* Exercise brief
Across the entries below, how many lines contain the string "Aggie"? Give only the count.

* Data for this task
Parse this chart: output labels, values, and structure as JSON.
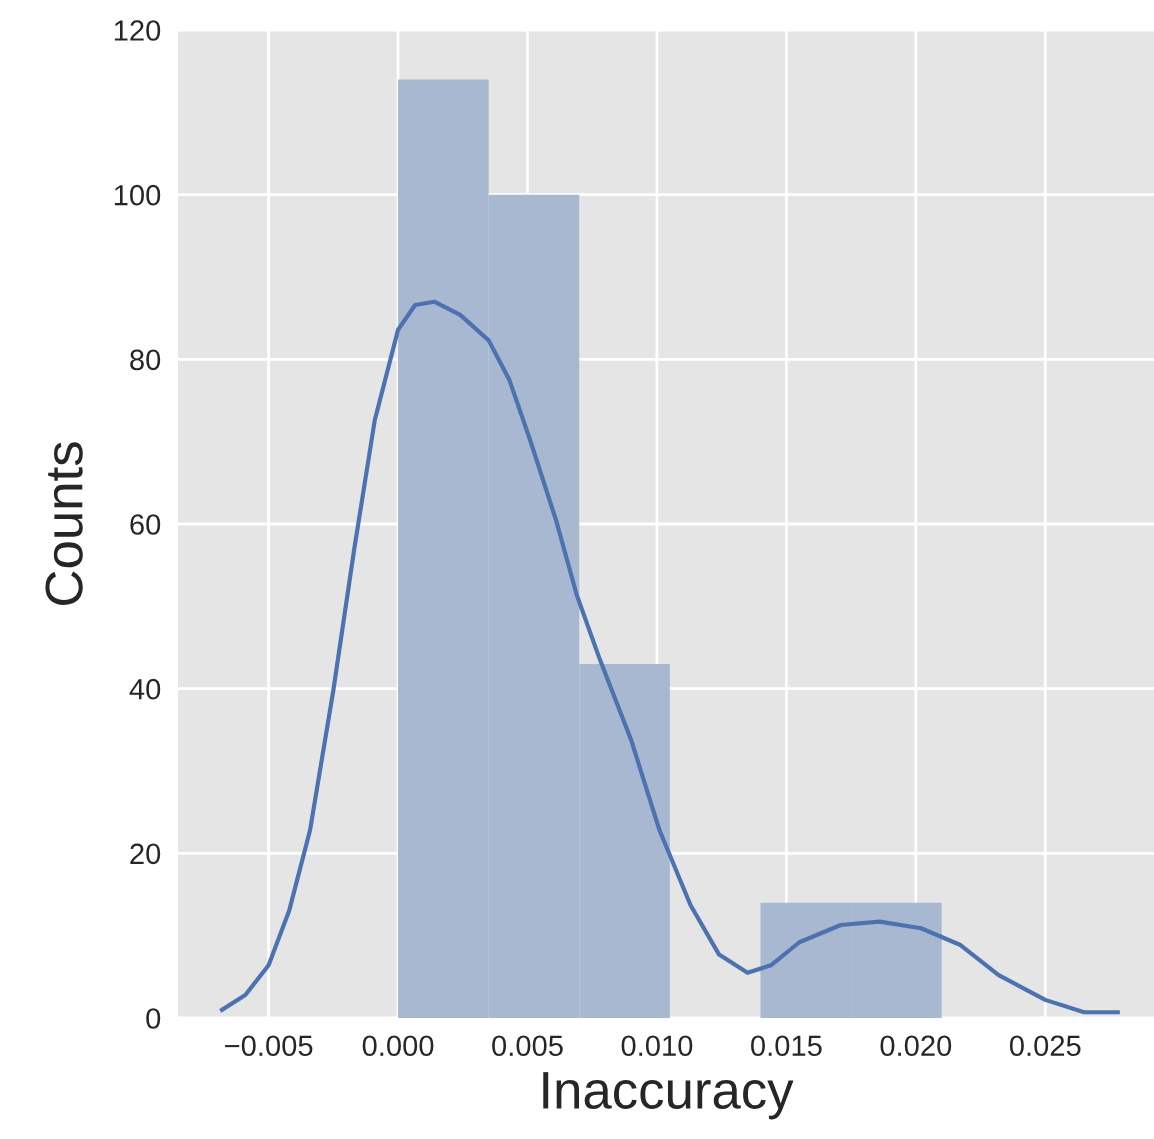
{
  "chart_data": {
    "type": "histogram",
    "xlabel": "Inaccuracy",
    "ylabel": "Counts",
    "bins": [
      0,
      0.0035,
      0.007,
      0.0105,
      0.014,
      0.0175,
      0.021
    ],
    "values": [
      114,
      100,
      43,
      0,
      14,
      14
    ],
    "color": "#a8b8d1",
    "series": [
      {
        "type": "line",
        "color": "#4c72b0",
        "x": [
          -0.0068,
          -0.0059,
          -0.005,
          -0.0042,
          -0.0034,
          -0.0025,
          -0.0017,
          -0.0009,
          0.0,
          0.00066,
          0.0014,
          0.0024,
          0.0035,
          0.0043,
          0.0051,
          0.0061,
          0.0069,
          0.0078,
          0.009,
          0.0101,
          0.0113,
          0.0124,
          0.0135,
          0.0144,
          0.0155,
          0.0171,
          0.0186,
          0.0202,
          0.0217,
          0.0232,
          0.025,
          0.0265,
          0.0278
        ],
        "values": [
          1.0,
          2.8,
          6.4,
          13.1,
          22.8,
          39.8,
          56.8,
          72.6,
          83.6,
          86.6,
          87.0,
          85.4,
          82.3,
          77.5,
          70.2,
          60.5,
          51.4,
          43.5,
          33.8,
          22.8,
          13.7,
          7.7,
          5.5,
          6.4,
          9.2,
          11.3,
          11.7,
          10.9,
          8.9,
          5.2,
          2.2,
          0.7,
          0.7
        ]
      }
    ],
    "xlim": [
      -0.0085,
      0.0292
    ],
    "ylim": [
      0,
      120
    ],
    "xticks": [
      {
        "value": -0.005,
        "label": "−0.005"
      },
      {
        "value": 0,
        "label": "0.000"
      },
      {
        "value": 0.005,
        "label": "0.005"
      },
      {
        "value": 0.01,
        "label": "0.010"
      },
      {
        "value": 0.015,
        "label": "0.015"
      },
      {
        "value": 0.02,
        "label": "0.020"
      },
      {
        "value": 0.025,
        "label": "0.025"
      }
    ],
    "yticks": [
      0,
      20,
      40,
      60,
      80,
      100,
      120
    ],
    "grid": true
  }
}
* * *
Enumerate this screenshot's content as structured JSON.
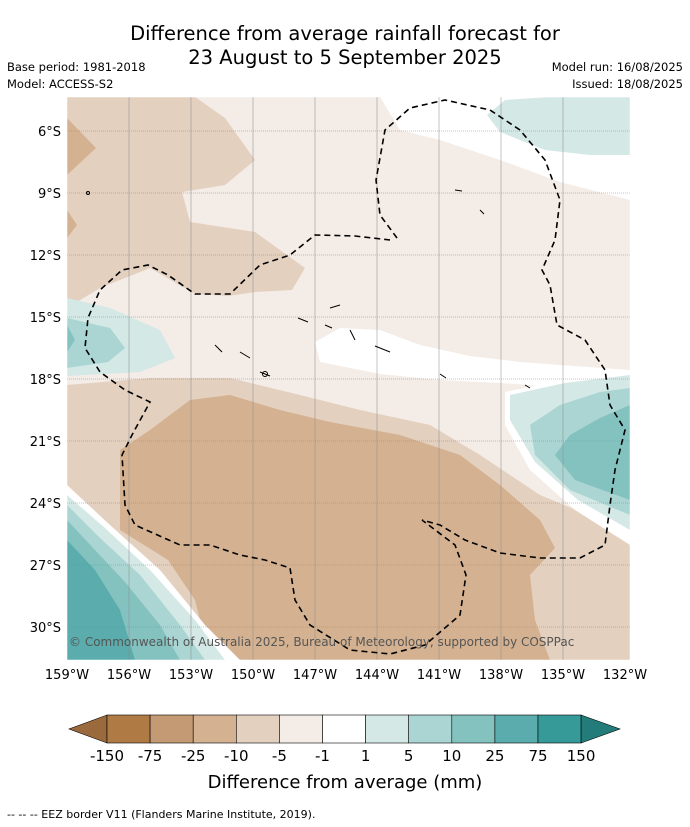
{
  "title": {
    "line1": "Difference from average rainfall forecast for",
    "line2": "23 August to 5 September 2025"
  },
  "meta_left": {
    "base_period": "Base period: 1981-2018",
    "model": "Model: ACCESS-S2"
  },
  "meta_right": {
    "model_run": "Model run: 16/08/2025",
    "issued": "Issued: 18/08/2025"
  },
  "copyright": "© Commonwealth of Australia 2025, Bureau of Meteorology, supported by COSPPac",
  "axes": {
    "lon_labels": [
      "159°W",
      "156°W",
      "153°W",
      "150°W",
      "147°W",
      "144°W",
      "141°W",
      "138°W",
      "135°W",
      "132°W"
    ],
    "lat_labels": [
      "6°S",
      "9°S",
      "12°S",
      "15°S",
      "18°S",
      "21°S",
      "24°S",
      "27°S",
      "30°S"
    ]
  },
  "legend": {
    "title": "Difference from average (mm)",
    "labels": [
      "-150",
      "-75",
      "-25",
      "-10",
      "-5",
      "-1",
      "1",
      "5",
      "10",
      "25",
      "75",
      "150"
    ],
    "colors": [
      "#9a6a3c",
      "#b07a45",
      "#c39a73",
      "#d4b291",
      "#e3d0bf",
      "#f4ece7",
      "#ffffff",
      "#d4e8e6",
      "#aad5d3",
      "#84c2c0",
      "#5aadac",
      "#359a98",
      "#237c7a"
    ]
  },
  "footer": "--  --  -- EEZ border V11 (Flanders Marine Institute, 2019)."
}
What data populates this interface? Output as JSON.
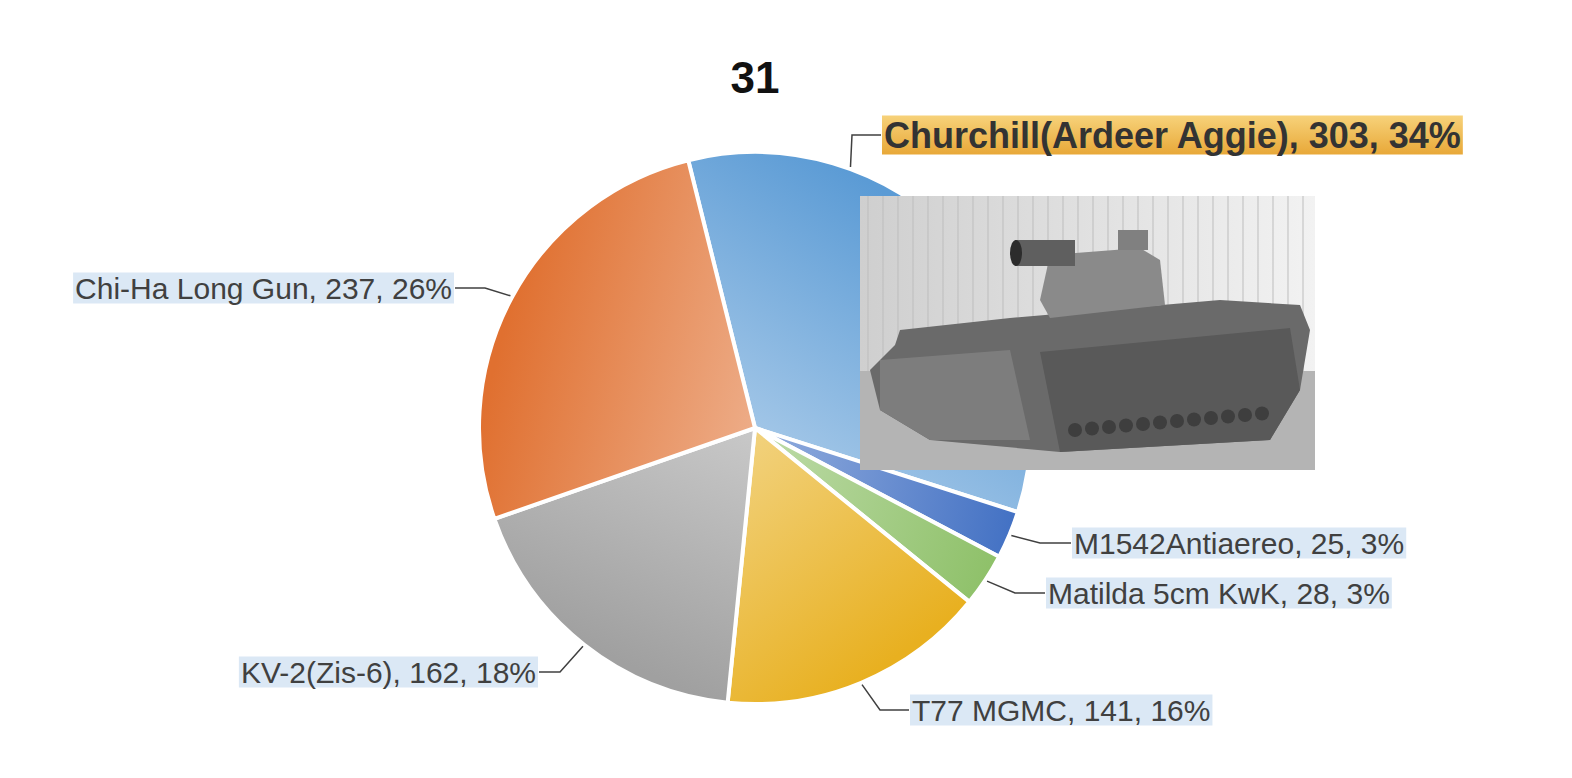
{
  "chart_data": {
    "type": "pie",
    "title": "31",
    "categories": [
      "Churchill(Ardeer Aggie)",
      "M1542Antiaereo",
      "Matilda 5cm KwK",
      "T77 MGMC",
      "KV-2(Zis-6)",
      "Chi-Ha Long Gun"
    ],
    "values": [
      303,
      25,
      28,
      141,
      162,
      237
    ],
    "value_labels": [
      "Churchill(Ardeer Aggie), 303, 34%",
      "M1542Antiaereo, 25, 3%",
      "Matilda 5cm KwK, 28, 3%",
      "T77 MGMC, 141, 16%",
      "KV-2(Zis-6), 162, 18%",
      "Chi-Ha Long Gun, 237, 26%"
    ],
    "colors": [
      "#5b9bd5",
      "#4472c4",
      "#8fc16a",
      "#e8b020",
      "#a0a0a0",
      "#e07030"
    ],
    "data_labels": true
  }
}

* Right answer
2